- [What you have to do]
Transcribe the records that follow exactly. Skip the pictures.

- - - - - - -

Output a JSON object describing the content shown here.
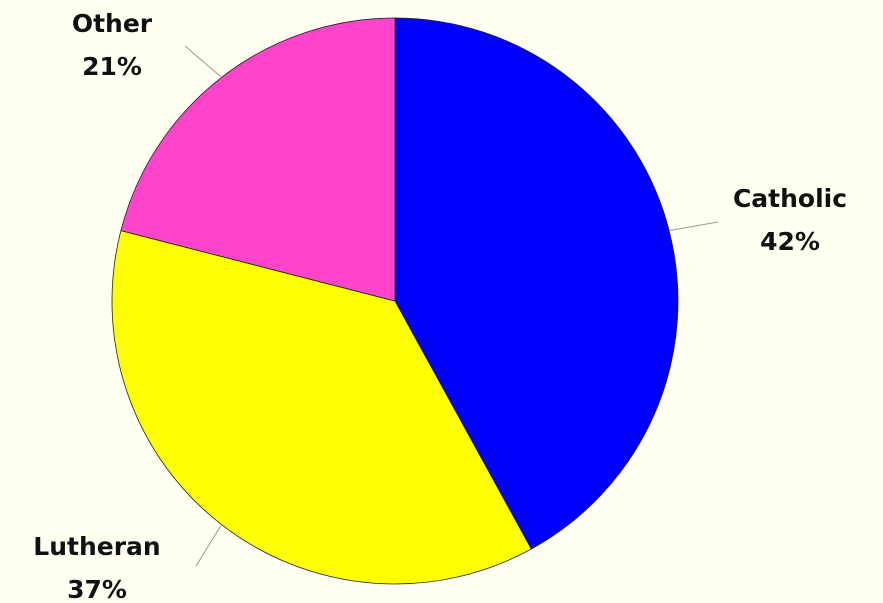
{
  "chart_data": {
    "type": "pie",
    "categories": [
      "Catholic",
      "Lutheran",
      "Other"
    ],
    "values": [
      42,
      37,
      21
    ],
    "value_labels": [
      "42%",
      "37%",
      "21%"
    ],
    "colors": [
      "#0000ff",
      "#ffff00",
      "#ff44cc"
    ]
  }
}
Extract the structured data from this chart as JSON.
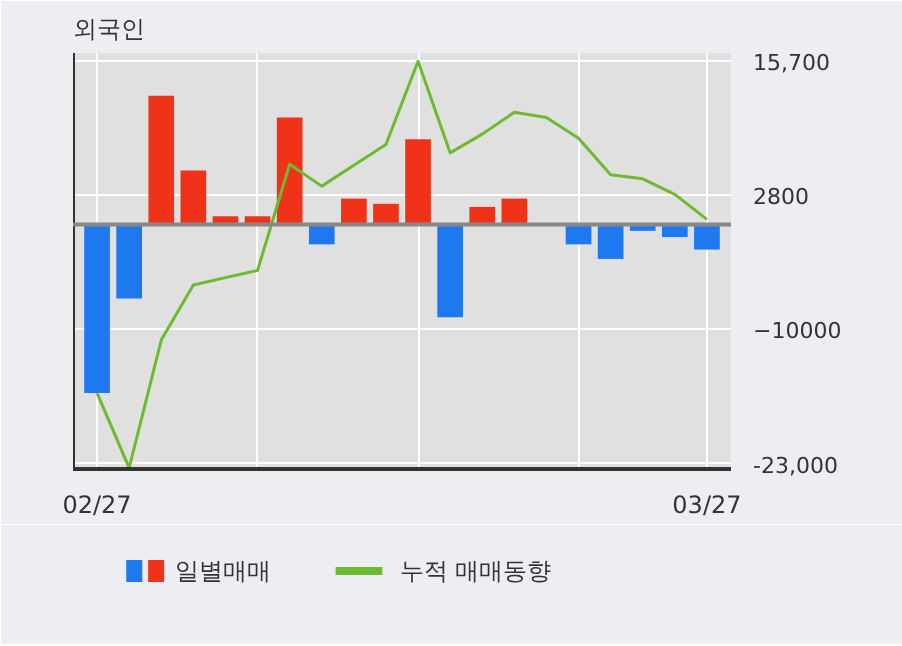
{
  "chart_data": {
    "type": "bar",
    "title": "외국인",
    "categories": [
      "02/27",
      null,
      null,
      null,
      null,
      null,
      null,
      null,
      null,
      null,
      null,
      null,
      null,
      null,
      null,
      null,
      null,
      null,
      null,
      "03/27"
    ],
    "series": [
      {
        "name": "일별매매",
        "values": [
          -16200,
          -7100,
          12400,
          5200,
          800,
          800,
          10300,
          -1900,
          2500,
          2000,
          8200,
          -8900,
          1700,
          2500,
          0,
          -1900,
          -3300,
          -600,
          -1200,
          -2400
        ],
        "colors": [
          "#1e78f0",
          "#1e78f0",
          "#f03219",
          "#f03219",
          "#f03219",
          "#f03219",
          "#f03219",
          "#1e78f0",
          "#f03219",
          "#f03219",
          "#f03219",
          "#1e78f0",
          "#f03219",
          "#f03219",
          "#f03219",
          "#1e78f0",
          "#1e78f0",
          "#1e78f0",
          "#1e78f0",
          "#1e78f0"
        ]
      },
      {
        "name": "누적 매매동향",
        "type": "line",
        "color": "#6cbb2e",
        "values": [
          -16200,
          -23400,
          -11100,
          -5800,
          -5100,
          -4400,
          5800,
          3700,
          5700,
          7700,
          15700,
          6900,
          8700,
          10800,
          10300,
          8300,
          4800,
          4400,
          2900,
          500
        ]
      }
    ],
    "ylim": [
      -23500,
      16500
    ],
    "yticks": [
      {
        "value": 15700,
        "label": "15,700"
      },
      2800,
      -10000,
      {
        "value": -23000,
        "label": "-23,000"
      }
    ],
    "grid": true,
    "legend": "bottom"
  }
}
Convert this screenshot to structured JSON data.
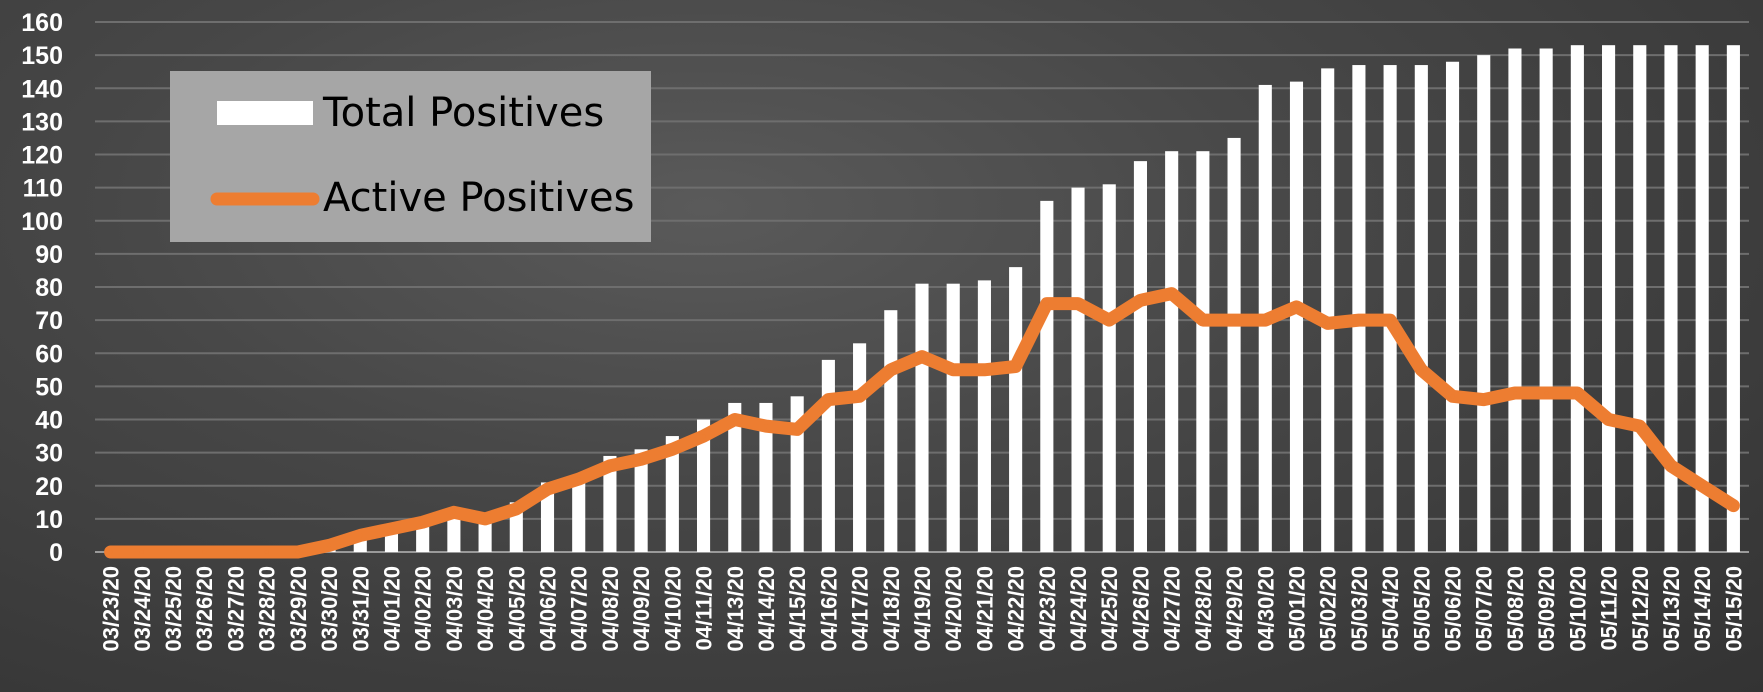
{
  "chart_data": {
    "type": "bar",
    "categories": [
      "03/23/20",
      "03/24/20",
      "03/25/20",
      "03/26/20",
      "03/27/20",
      "03/28/20",
      "03/29/20",
      "03/30/20",
      "03/31/20",
      "04/01/20",
      "04/02/20",
      "04/03/20",
      "04/04/20",
      "04/05/20",
      "04/06/20",
      "04/07/20",
      "04/08/20",
      "04/09/20",
      "04/10/20",
      "04/11/20",
      "04/13/20",
      "04/14/20",
      "04/15/20",
      "04/16/20",
      "04/17/20",
      "04/18/20",
      "04/19/20",
      "04/20/20",
      "04/21/20",
      "04/22/20",
      "04/23/20",
      "04/24/20",
      "04/25/20",
      "04/26/20",
      "04/27/20",
      "04/28/20",
      "04/29/20",
      "04/30/20",
      "05/01/20",
      "05/02/20",
      "05/03/20",
      "05/04/20",
      "05/05/20",
      "05/06/20",
      "05/07/20",
      "05/08/20",
      "05/09/20",
      "05/10/20",
      "05/11/20",
      "05/12/20",
      "05/13/20",
      "05/14/20",
      "05/15/20"
    ],
    "series": [
      {
        "name": "Total Positives",
        "type": "bar",
        "color": "#ffffff",
        "values": [
          0,
          0,
          0,
          0,
          0,
          0,
          0,
          1,
          5,
          8,
          10,
          12,
          10,
          15,
          21,
          23,
          29,
          31,
          35,
          40,
          45,
          45,
          47,
          58,
          63,
          73,
          81,
          81,
          82,
          86,
          106,
          110,
          111,
          118,
          121,
          121,
          125,
          141,
          142,
          146,
          147,
          147,
          147,
          148,
          150,
          152,
          152,
          153,
          153,
          153,
          153,
          153,
          153
        ]
      },
      {
        "name": "Active Positives",
        "type": "line",
        "color": "#ed7d31",
        "values": [
          0,
          0,
          0,
          0,
          0,
          0,
          0,
          2,
          5,
          7,
          9,
          12,
          10,
          13,
          19,
          22,
          26,
          28,
          31,
          35,
          40,
          38,
          37,
          46,
          47,
          55,
          59,
          55,
          55,
          56,
          75,
          75,
          70,
          76,
          78,
          70,
          70,
          70,
          74,
          69,
          70,
          70,
          55,
          47,
          46,
          48,
          48,
          48,
          40,
          38,
          26,
          20,
          14
        ]
      }
    ],
    "ylim": [
      0,
      160
    ],
    "yticks": [
      0,
      10,
      20,
      30,
      40,
      50,
      60,
      70,
      80,
      90,
      100,
      110,
      120,
      130,
      140,
      150,
      160
    ],
    "grid": true,
    "legend": "top-left"
  }
}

- - - - - - -

- [Exercise solution]
Output a JSON object describing the content shown here.
{
  "chart_data": {
    "type": "pie",
    "categories": [
      "Catholic",
      "Lutheran",
      "Other"
    ],
    "values": [
      42,
      37,
      21
    ],
    "value_labels": [
      "42%",
      "37%",
      "21%"
    ],
    "colors": [
      "#0000ff",
      "#ffff00",
      "#ff44cc"
    ]
  }
}
Extract the structured data from this chart as JSON.
{
  "chart_data": {
    "type": "bar",
    "title": "외국인",
    "categories": [
      "02/27",
      null,
      null,
      null,
      null,
      null,
      null,
      null,
      null,
      null,
      null,
      null,
      null,
      null,
      null,
      null,
      null,
      null,
      null,
      "03/27"
    ],
    "series": [
      {
        "name": "일별매매",
        "values": [
          -16200,
          -7100,
          12400,
          5200,
          800,
          800,
          10300,
          -1900,
          2500,
          2000,
          8200,
          -8900,
          1700,
          2500,
          0,
          -1900,
          -3300,
          -600,
          -1200,
          -2400
        ],
        "colors": [
          "#1e78f0",
          "#1e78f0",
          "#f03219",
          "#f03219",
          "#f03219",
          "#f03219",
          "#f03219",
          "#1e78f0",
          "#f03219",
          "#f03219",
          "#f03219",
          "#1e78f0",
          "#f03219",
          "#f03219",
          "#f03219",
          "#1e78f0",
          "#1e78f0",
          "#1e78f0",
          "#1e78f0",
          "#1e78f0"
        ]
      },
      {
        "name": "누적 매매동향",
        "type": "line",
        "color": "#6cbb2e",
        "values": [
          -16200,
          -23400,
          -11100,
          -5800,
          -5100,
          -4400,
          5800,
          3700,
          5700,
          7700,
          15700,
          6900,
          8700,
          10800,
          10300,
          8300,
          4800,
          4400,
          2900,
          500
        ]
      }
    ],
    "ylim": [
      -23500,
      16500
    ],
    "yticks": [
      {
        "value": 15700,
        "label": "15,700"
      },
      2800,
      -10000,
      {
        "value": -23000,
        "label": "-23,000"
      }
    ],
    "grid": true,
    "legend": "bottom"
  }
}
Convert this screenshot to structured JSON data.
{
  "chart_data": {
    "type": "bar",
    "categories": [
      "03/23/20",
      "03/24/20",
      "03/25/20",
      "03/26/20",
      "03/27/20",
      "03/28/20",
      "03/29/20",
      "03/30/20",
      "03/31/20",
      "04/01/20",
      "04/02/20",
      "04/03/20",
      "04/04/20",
      "04/05/20",
      "04/06/20",
      "04/07/20",
      "04/08/20",
      "04/09/20",
      "04/10/20",
      "04/11/20",
      "04/13/20",
      "04/14/20",
      "04/15/20",
      "04/16/20",
      "04/17/20",
      "04/18/20",
      "04/19/20",
      "04/20/20",
      "04/21/20",
      "04/22/20",
      "04/23/20",
      "04/24/20",
      "04/25/20",
      "04/26/20",
      "04/27/20",
      "04/28/20",
      "04/29/20",
      "04/30/20",
      "05/01/20",
      "05/02/20",
      "05/03/20",
      "05/04/20",
      "05/05/20",
      "05/06/20",
      "05/07/20",
      "05/08/20",
      "05/09/20",
      "05/10/20",
      "05/11/20",
      "05/12/20",
      "05/13/20",
      "05/14/20",
      "05/15/20"
    ],
    "series": [
      {
        "name": "Total Positives",
        "type": "bar",
        "color": "#ffffff",
        "values": [
          0,
          0,
          0,
          0,
          0,
          0,
          0,
          1,
          5,
          8,
          10,
          12,
          10,
          15,
          21,
          23,
          29,
          31,
          35,
          40,
          45,
          45,
          47,
          58,
          63,
          73,
          81,
          81,
          82,
          86,
          106,
          110,
          111,
          118,
          121,
          121,
          125,
          141,
          142,
          146,
          147,
          147,
          147,
          148,
          150,
          152,
          152,
          153,
          153,
          153,
          153,
          153,
          153
        ]
      },
      {
        "name": "Active Positives",
        "type": "line",
        "color": "#ed7d31",
        "values": [
          0,
          0,
          0,
          0,
          0,
          0,
          0,
          2,
          5,
          7,
          9,
          12,
          10,
          13,
          19,
          22,
          26,
          28,
          31,
          35,
          40,
          38,
          37,
          46,
          47,
          55,
          59,
          55,
          55,
          56,
          75,
          75,
          70,
          76,
          78,
          70,
          70,
          70,
          74,
          69,
          70,
          70,
          55,
          47,
          46,
          48,
          48,
          48,
          40,
          38,
          26,
          20,
          14
        ]
      }
    ],
    "ylim": [
      0,
      160
    ],
    "yticks": [
      0,
      10,
      20,
      30,
      40,
      50,
      60,
      70,
      80,
      90,
      100,
      110,
      120,
      130,
      140,
      150,
      160
    ],
    "grid": true,
    "legend": "top-left"
  }
}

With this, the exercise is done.